> **WHAT IS ASKED**
Return each line holding the string "Casual".

»»

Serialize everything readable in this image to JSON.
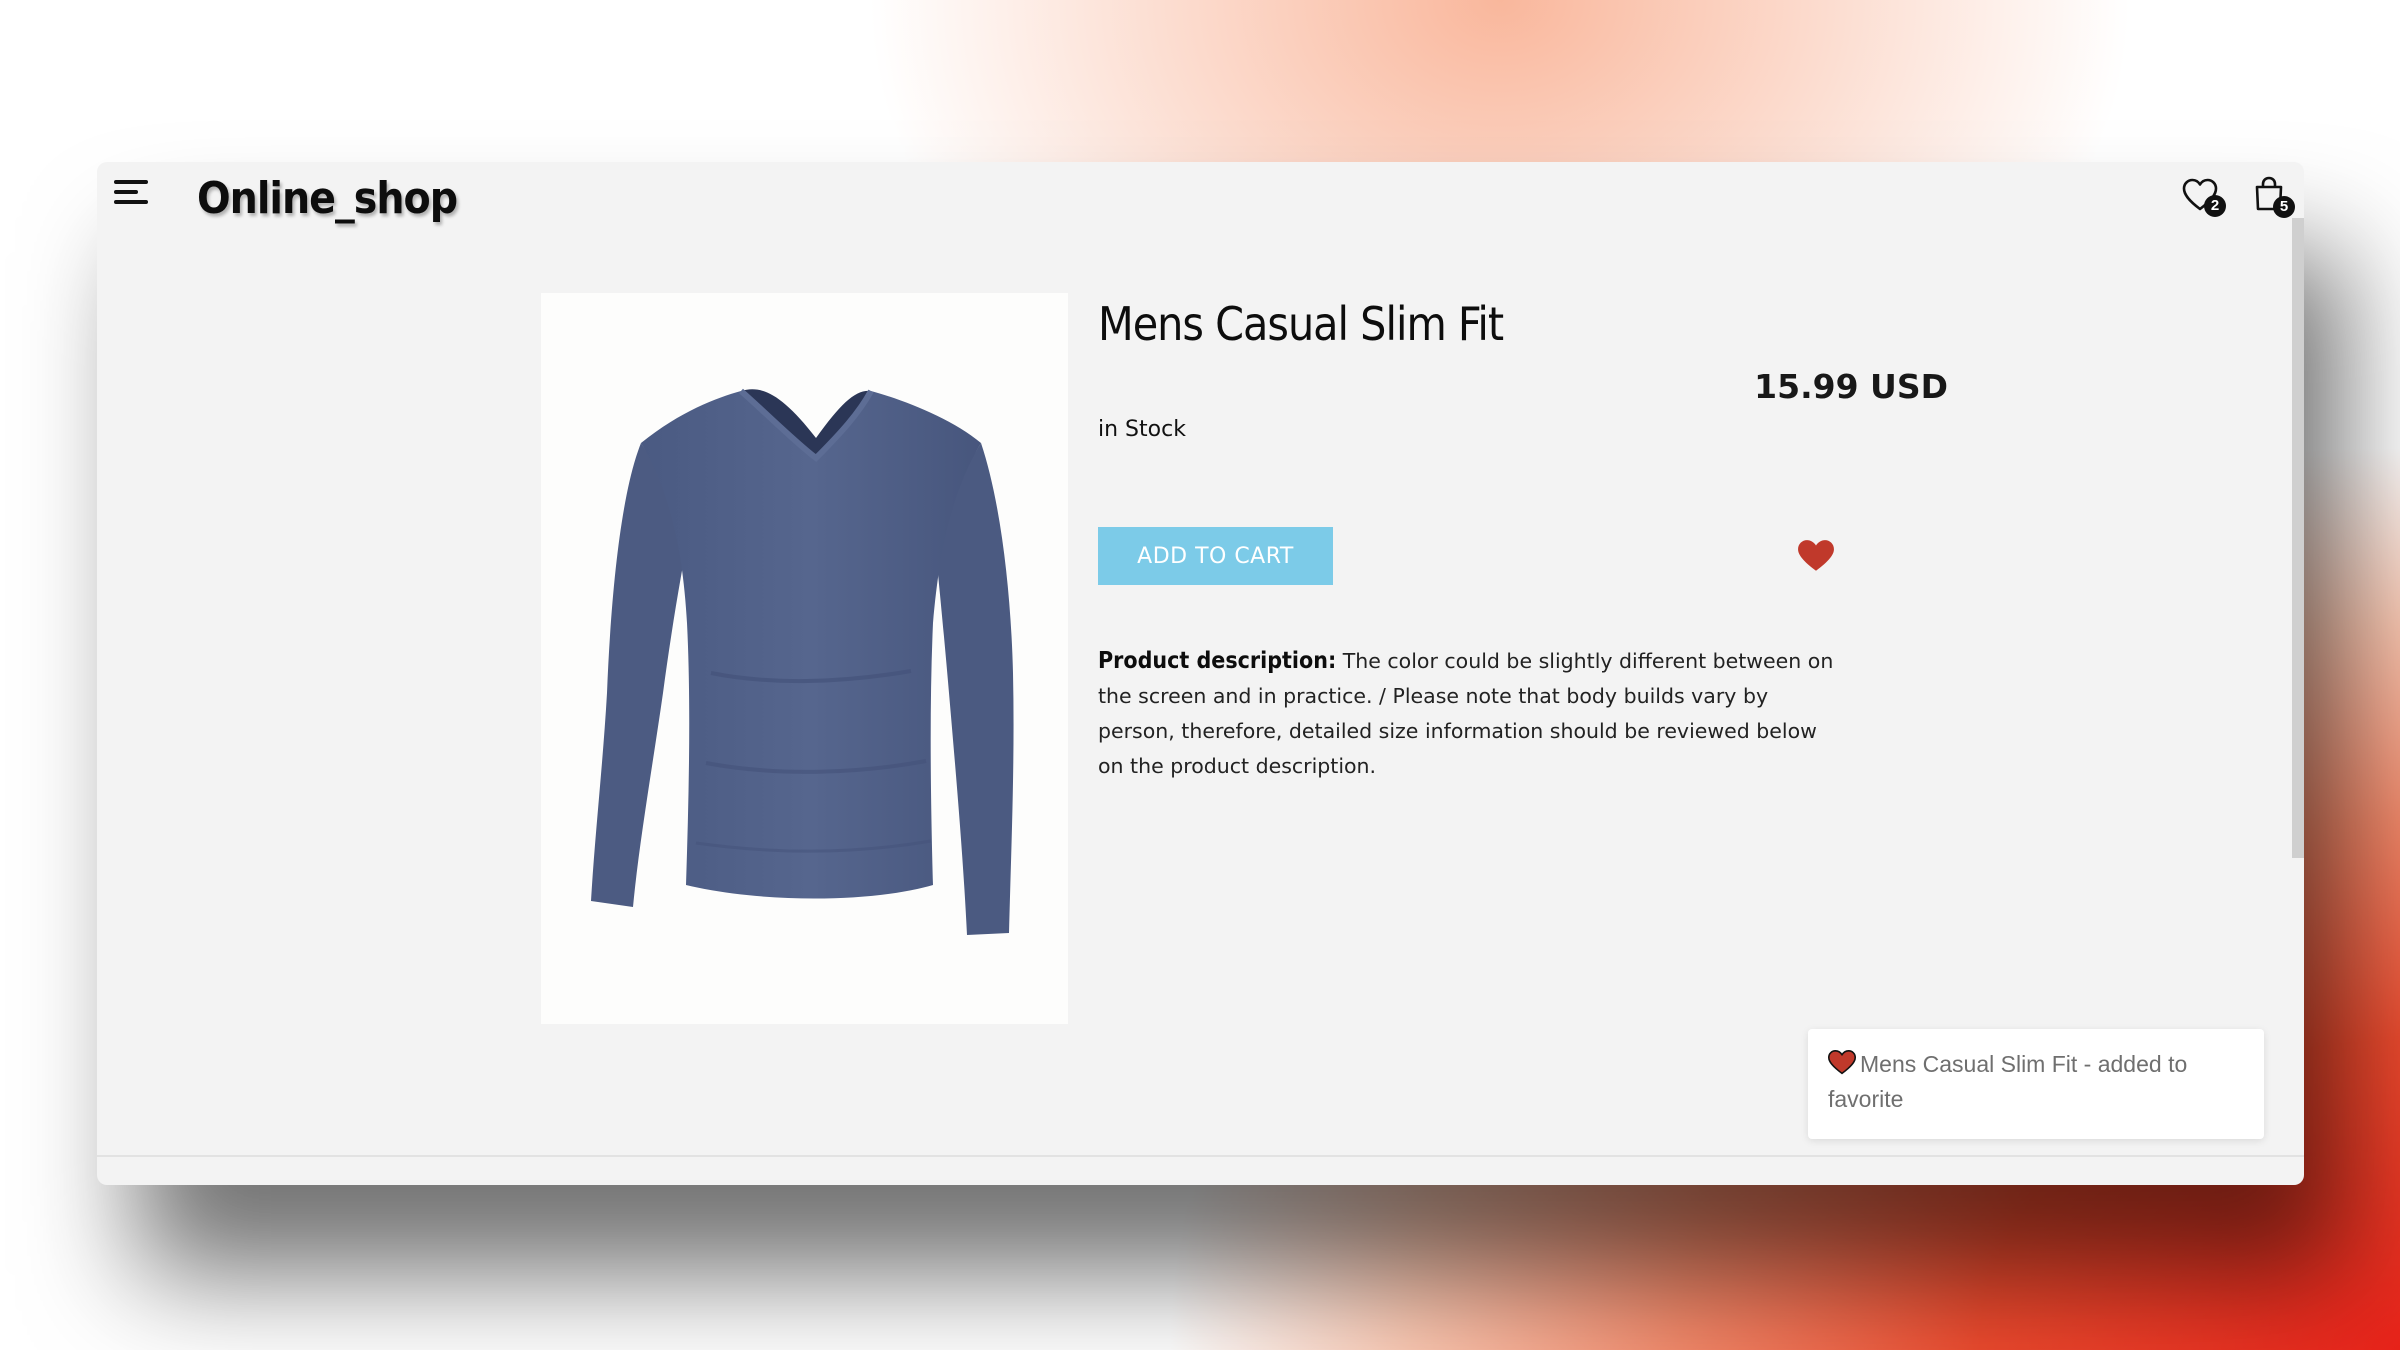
{
  "header": {
    "brand": "Online_shop",
    "favorites_count": "2",
    "cart_count": "5"
  },
  "product": {
    "title": "Mens Casual Slim Fit",
    "price": "15.99 USD",
    "stock": "in Stock",
    "add_to_cart_label": "ADD TO CART",
    "description_label": "Product description:",
    "description_text": " The color could be slightly different between on the screen and in practice. / Please note that body builds vary by person, therefore, detailed size information should be reviewed below on the product description.",
    "image_name": "blue-long-sleeve-v-neck-shirt",
    "is_favorite": true
  },
  "toast": {
    "message": "Mens Casual Slim Fit - added to favorite"
  },
  "colors": {
    "accent_button": "#7ccbe8",
    "heart": "#c0392b",
    "shirt": "#4f5f87"
  },
  "icons": {
    "menu": "hamburger-menu-icon",
    "favorites": "heart-outline-icon",
    "cart": "shopping-bag-icon",
    "favorite_toggle": "heart-filled-icon"
  }
}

««

> **SOLUTION TO THIS TASK**
    "title": "Mens Casual Slim Fit",
    "message": "Mens Casual Slim Fit - added to favorite"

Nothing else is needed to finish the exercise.